Task brief
Find each line that has the string "propose" and give the total, with nothing else.

>> Start Supplied data

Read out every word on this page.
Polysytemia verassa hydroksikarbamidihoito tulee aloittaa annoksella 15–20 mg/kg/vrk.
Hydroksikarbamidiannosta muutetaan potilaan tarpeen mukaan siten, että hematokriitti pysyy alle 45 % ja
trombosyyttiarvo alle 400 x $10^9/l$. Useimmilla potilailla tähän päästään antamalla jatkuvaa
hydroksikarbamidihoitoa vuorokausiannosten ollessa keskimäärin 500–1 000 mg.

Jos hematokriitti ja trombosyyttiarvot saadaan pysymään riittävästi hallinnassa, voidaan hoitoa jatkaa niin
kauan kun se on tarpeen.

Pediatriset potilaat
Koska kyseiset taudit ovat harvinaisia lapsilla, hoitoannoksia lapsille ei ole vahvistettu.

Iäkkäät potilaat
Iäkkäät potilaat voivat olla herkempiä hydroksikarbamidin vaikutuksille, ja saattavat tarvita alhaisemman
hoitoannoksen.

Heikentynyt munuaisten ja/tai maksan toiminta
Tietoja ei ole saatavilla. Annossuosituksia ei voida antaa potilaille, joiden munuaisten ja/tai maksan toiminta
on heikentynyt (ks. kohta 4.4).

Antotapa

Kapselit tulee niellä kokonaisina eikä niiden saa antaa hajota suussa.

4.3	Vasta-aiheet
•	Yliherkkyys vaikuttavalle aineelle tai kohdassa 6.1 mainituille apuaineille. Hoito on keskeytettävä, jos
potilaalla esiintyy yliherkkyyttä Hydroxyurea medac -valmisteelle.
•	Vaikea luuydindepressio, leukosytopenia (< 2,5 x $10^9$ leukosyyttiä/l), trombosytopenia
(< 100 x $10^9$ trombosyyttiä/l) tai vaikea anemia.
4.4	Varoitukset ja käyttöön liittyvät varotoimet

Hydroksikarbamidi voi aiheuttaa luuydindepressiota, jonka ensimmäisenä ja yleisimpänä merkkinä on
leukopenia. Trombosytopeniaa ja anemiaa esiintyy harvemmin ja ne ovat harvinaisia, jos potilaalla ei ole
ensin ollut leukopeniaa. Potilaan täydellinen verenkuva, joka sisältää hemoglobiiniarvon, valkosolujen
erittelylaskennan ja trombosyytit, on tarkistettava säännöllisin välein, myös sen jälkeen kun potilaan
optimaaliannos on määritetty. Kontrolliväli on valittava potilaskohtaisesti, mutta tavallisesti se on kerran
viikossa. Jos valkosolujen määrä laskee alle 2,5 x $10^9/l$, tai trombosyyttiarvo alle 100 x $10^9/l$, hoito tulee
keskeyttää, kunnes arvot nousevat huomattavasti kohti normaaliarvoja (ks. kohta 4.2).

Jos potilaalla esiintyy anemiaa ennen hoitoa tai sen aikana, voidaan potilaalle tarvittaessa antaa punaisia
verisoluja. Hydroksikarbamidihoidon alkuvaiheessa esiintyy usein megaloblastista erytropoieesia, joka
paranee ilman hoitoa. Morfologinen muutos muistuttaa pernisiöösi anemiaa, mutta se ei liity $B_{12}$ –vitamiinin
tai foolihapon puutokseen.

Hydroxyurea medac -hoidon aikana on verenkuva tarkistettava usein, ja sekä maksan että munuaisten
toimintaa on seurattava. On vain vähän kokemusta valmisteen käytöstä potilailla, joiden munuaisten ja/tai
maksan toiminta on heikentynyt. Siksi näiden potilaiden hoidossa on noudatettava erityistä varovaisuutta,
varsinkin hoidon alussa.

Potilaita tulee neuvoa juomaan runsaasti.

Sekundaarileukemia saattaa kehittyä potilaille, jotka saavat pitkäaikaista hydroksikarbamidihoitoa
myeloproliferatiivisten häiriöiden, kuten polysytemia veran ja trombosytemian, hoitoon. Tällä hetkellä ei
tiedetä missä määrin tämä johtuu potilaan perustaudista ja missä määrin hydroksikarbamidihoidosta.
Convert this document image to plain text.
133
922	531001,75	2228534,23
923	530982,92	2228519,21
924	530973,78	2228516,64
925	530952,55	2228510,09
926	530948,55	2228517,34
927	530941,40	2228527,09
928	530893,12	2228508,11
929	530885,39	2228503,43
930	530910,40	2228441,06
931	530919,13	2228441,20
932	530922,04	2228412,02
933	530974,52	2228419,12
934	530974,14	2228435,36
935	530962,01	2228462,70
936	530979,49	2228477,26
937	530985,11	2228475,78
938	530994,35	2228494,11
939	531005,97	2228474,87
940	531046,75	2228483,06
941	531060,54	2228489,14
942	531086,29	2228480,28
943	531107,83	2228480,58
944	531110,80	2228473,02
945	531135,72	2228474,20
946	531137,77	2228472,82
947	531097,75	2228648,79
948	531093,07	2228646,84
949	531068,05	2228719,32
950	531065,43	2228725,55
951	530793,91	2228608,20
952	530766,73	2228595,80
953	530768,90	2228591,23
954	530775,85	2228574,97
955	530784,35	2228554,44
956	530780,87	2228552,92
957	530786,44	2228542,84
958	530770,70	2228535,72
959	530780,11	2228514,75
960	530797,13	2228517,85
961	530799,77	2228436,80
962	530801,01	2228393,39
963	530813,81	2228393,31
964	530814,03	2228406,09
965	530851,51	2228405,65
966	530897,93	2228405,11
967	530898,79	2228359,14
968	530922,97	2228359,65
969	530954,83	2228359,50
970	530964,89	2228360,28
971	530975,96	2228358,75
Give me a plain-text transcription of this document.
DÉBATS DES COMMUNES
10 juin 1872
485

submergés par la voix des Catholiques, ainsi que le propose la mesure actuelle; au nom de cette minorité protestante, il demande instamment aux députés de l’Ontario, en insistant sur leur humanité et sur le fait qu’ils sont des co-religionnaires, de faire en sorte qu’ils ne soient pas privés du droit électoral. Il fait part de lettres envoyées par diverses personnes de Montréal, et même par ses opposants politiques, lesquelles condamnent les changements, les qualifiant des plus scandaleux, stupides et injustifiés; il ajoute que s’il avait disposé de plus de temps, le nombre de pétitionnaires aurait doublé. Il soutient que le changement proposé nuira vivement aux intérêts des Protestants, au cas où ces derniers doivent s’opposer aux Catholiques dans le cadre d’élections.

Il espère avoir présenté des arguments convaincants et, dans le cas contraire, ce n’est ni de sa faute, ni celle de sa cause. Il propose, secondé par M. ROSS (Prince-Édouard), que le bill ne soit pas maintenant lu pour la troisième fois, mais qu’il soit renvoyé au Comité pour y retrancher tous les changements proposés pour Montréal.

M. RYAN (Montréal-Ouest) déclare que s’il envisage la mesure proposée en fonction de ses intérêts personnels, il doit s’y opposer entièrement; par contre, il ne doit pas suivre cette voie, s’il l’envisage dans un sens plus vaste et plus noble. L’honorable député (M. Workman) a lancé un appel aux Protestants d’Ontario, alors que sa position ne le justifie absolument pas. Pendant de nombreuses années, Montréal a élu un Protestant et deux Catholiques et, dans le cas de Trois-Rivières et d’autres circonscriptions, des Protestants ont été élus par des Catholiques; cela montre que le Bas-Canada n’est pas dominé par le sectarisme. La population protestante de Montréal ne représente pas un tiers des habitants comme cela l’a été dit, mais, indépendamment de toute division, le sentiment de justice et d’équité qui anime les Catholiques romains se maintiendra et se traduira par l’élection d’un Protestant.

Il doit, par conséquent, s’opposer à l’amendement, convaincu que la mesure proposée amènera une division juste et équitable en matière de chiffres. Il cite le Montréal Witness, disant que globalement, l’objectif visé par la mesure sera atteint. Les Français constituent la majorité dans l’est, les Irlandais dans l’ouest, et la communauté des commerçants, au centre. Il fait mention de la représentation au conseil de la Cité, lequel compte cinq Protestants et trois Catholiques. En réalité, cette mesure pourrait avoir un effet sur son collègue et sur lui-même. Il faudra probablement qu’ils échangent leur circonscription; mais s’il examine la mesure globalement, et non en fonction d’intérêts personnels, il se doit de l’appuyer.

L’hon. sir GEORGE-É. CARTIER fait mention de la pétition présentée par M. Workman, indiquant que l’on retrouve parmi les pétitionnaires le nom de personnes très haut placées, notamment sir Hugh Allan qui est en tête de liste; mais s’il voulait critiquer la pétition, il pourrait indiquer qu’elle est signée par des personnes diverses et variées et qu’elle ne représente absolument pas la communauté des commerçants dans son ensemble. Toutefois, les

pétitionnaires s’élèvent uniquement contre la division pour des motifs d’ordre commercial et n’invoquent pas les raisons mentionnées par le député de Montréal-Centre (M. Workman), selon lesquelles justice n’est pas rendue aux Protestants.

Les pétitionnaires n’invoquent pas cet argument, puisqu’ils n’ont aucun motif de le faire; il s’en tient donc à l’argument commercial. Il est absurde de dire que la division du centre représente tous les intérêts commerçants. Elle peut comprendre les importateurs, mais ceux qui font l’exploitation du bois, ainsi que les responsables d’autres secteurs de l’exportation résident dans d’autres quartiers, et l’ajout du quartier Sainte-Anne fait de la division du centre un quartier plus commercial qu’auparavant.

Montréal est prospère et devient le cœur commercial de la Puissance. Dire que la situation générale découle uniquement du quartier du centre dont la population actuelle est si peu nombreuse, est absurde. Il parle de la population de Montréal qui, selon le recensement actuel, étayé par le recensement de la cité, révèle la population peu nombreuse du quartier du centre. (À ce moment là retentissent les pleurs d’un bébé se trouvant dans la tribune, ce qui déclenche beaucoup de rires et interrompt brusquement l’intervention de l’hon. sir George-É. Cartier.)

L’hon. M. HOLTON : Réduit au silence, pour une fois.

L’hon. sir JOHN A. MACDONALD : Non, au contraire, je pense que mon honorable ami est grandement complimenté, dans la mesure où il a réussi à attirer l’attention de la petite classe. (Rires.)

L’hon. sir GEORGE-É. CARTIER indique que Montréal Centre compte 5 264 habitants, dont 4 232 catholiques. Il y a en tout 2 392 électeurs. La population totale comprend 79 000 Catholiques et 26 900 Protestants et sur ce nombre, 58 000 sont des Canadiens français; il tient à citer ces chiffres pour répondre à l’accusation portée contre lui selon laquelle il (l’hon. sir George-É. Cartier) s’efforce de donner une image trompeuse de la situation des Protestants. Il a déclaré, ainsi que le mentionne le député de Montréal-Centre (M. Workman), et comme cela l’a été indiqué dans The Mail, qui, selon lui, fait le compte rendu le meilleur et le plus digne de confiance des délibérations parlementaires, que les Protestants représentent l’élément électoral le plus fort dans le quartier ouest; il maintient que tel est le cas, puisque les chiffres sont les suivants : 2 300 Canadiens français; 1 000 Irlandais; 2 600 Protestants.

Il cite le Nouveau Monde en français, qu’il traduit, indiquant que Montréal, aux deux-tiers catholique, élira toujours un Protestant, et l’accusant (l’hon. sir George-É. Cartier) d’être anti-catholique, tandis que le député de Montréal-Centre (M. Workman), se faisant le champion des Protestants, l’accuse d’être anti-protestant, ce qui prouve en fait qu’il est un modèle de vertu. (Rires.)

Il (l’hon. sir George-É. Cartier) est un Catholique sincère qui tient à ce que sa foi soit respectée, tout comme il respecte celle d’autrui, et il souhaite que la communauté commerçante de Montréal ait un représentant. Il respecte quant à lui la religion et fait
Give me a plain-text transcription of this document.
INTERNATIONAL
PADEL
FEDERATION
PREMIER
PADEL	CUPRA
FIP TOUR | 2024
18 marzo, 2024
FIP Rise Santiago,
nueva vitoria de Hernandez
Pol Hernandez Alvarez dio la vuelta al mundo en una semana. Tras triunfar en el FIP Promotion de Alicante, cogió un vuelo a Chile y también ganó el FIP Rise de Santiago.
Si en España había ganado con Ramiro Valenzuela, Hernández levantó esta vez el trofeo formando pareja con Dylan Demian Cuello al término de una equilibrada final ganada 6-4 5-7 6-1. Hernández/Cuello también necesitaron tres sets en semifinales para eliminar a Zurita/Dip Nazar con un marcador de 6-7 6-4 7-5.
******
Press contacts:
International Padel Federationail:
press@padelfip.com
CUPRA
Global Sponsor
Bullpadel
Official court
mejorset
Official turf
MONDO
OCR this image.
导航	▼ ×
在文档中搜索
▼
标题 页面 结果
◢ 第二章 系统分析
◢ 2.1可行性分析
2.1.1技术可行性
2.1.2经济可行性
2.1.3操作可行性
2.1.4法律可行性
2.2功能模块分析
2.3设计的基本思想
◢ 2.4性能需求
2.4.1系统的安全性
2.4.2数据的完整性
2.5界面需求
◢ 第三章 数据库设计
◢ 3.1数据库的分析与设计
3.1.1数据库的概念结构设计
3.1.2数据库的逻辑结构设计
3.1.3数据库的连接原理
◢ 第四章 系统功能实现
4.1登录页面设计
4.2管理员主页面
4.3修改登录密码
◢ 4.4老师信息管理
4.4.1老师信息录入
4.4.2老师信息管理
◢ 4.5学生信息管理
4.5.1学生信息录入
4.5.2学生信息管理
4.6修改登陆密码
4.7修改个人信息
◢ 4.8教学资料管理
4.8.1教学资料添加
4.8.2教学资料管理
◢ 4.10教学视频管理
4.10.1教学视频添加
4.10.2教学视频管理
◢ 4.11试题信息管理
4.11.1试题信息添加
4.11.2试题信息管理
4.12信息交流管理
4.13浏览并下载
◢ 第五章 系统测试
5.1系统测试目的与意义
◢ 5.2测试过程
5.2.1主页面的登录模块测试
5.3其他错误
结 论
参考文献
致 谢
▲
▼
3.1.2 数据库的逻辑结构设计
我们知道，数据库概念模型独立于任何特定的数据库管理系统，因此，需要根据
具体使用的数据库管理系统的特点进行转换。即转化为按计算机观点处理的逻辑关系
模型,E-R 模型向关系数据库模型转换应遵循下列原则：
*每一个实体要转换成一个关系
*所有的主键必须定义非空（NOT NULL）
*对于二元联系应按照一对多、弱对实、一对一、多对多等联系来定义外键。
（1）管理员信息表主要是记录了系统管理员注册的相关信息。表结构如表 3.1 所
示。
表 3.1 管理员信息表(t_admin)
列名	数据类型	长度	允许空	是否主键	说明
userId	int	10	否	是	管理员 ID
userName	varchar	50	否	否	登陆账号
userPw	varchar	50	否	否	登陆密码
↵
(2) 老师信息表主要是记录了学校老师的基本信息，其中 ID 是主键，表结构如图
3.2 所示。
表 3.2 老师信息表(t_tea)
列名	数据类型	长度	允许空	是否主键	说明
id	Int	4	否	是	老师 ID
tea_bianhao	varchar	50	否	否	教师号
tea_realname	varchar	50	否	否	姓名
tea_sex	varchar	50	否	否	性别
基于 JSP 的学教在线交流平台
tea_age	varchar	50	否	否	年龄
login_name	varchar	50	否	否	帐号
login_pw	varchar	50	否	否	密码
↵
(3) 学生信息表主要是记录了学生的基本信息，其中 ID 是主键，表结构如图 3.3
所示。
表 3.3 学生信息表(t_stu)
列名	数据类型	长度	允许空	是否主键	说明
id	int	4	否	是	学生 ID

>> End Supplied data

Finished task
2